▸ REQUIRED WORK:
In the listing below, pick out lines with "oder".

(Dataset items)

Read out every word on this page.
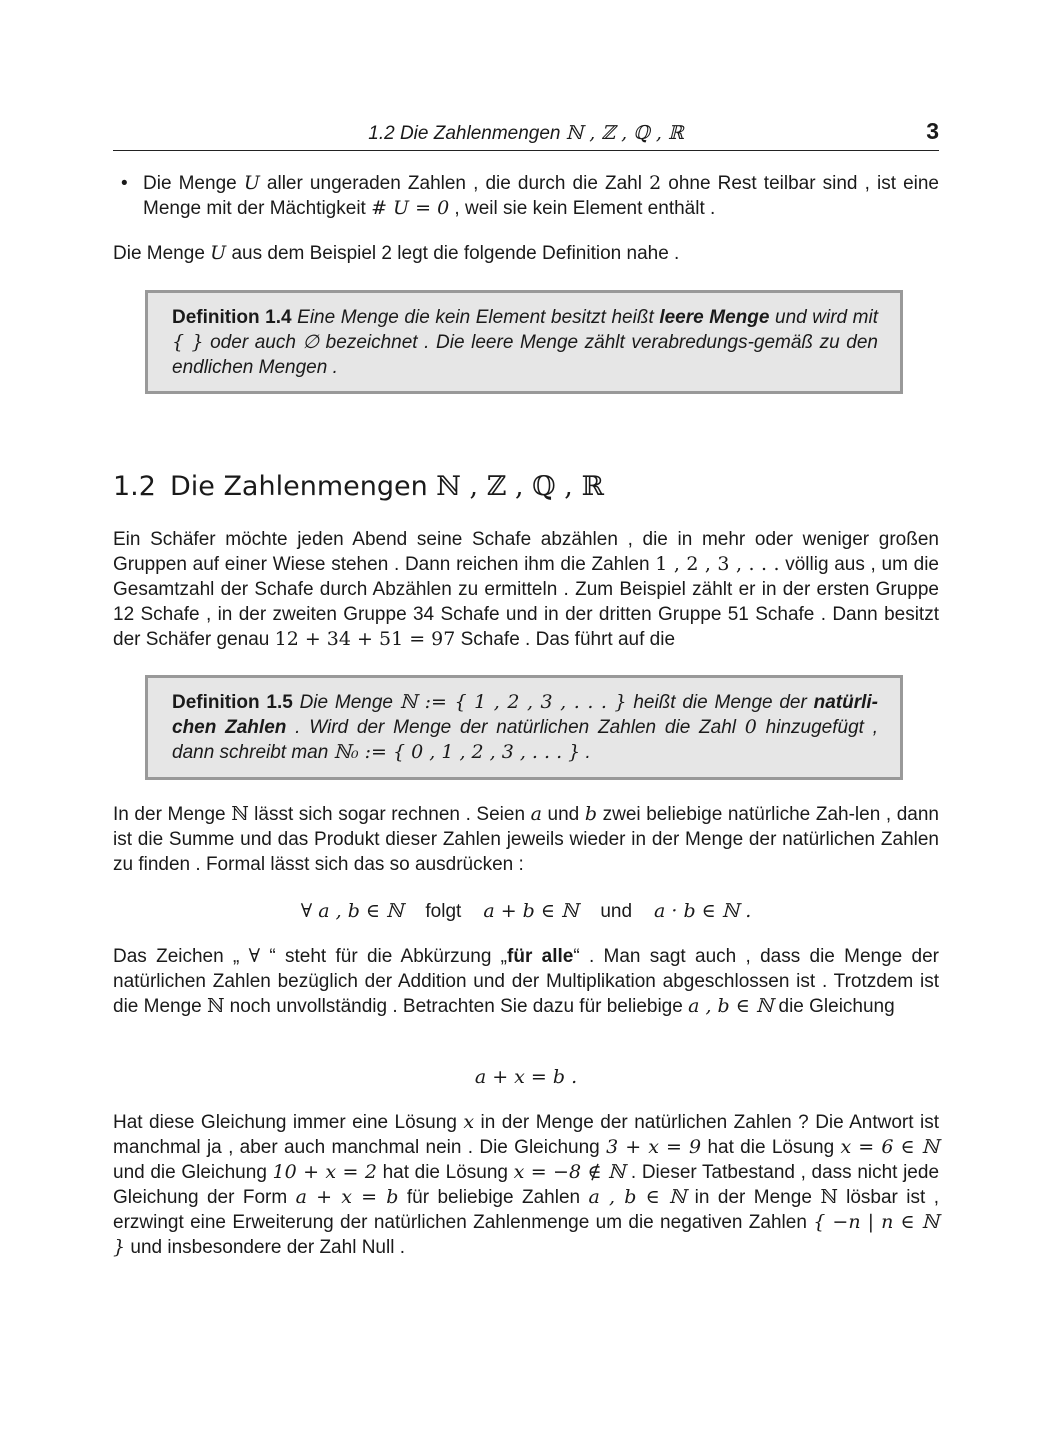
1.2 Die Zahlenmengen ℕ , ℤ , ℚ , ℝ	3
• Die Menge U aller ungeraden Zahlen , die durch die Zahl 2 ohne Rest teilbar sind , ist eine Menge mit der Mächtigkeit # U = 0 , weil sie kein Element enthält .

Die Menge U aus dem Beispiel 2 legt die folgende Definition nahe .

Definition 1.4 Eine Menge die kein Element besitzt heißt leere Menge und wird mit { } oder auch ∅ bezeichnet . Die leere Menge zählt verabredungs-gemäß zu den endlichen Mengen .

1.2 Die Zahlenmengen ℕ , ℤ , ℚ , ℝ

Ein Schäfer möchte jeden Abend seine Schafe abzählen , die in mehr oder weniger großen Gruppen auf einer Wiese stehen . Dann reichen ihm die Zahlen 1 , 2 , 3 , . . . völlig aus , um die Gesamtzahl der Schafe durch Abzählen zu ermitteln . Zum Beispiel zählt er in der ersten Gruppe 12 Schafe , in der zweiten Gruppe 34 Schafe und in der dritten Gruppe 51 Schafe . Dann besitzt der Schäfer genau 12 + 34 + 51 = 97 Schafe . Das führt auf die

Definition 1.5 Die Menge ℕ := { 1 , 2 , 3 , . . . } heißt die Menge der natürli-chen Zahlen . Wird der Menge der natürlichen Zahlen die Zahl 0 hinzugefügt , dann schreibt man ℕ₀ := { 0 , 1 , 2 , 3 , . . . } .

In der Menge ℕ lässt sich sogar rechnen . Seien a und b zwei beliebige natürliche Zah-len , dann ist die Summe und das Produkt dieser Zahlen jeweils wieder in der Menge der natürlichen Zahlen zu finden . Formal lässt sich das so ausdrücken :

∀ a , b ∈ ℕ folgt a + b ∈ ℕ und a · b ∈ ℕ .

Das Zeichen „ ∀ “ steht für die Abkürzung „für alle“ . Man sagt auch , dass die Menge der natürlichen Zahlen bezüglich der Addition und der Multiplikation abgeschlossen ist . Trotzdem ist die Menge ℕ noch unvollständig . Betrachten Sie dazu für beliebige a , b ∈ ℕ die Gleichung

a + x = b .

Hat diese Gleichung immer eine Lösung x in der Menge der natürlichen Zahlen ? Die Antwort ist manchmal ja , aber auch manchmal nein . Die Gleichung 3 + x = 9 hat die Lösung x = 6 ∈ ℕ und die Gleichung 10 + x = 2 hat die Lösung x = −8 ∉ ℕ . Dieser Tatbestand , dass nicht jede Gleichung der Form a + x = b für beliebige Zahlen a , b ∈ ℕ in der Menge ℕ lösbar ist , erzwingt eine Erweiterung der natürlichen Zahlenmenge um die negativen Zahlen { −n | n ∈ ℕ } und insbesondere der Zahl Null .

▸ WRITTEN SOLUTION:
Definition 1.4 Eine Menge die kein Element besitzt heißt leere Menge und wird mit { } oder auch ∅ bezeichnet . Die leere Menge zählt verabredungs-gemäß zu den endlichen Mengen .
Ein Schäfer möchte jeden Abend seine Schafe abzählen , die in mehr oder weniger großen Gruppen auf einer Wiese stehen . Dann reichen ihm die Zahlen 1 , 2 , 3 , . . . völlig aus , um die Gesamtzahl der Schafe durch Abzählen zu ermitteln . Zum Beispiel zählt er in der ersten Gruppe 12 Schafe , in der zweiten Gruppe 34 Schafe und in der dritten Gruppe 51 Schafe . Dann besitzt der Schäfer genau 12 + 34 + 51 = 97 Schafe . Das führt auf die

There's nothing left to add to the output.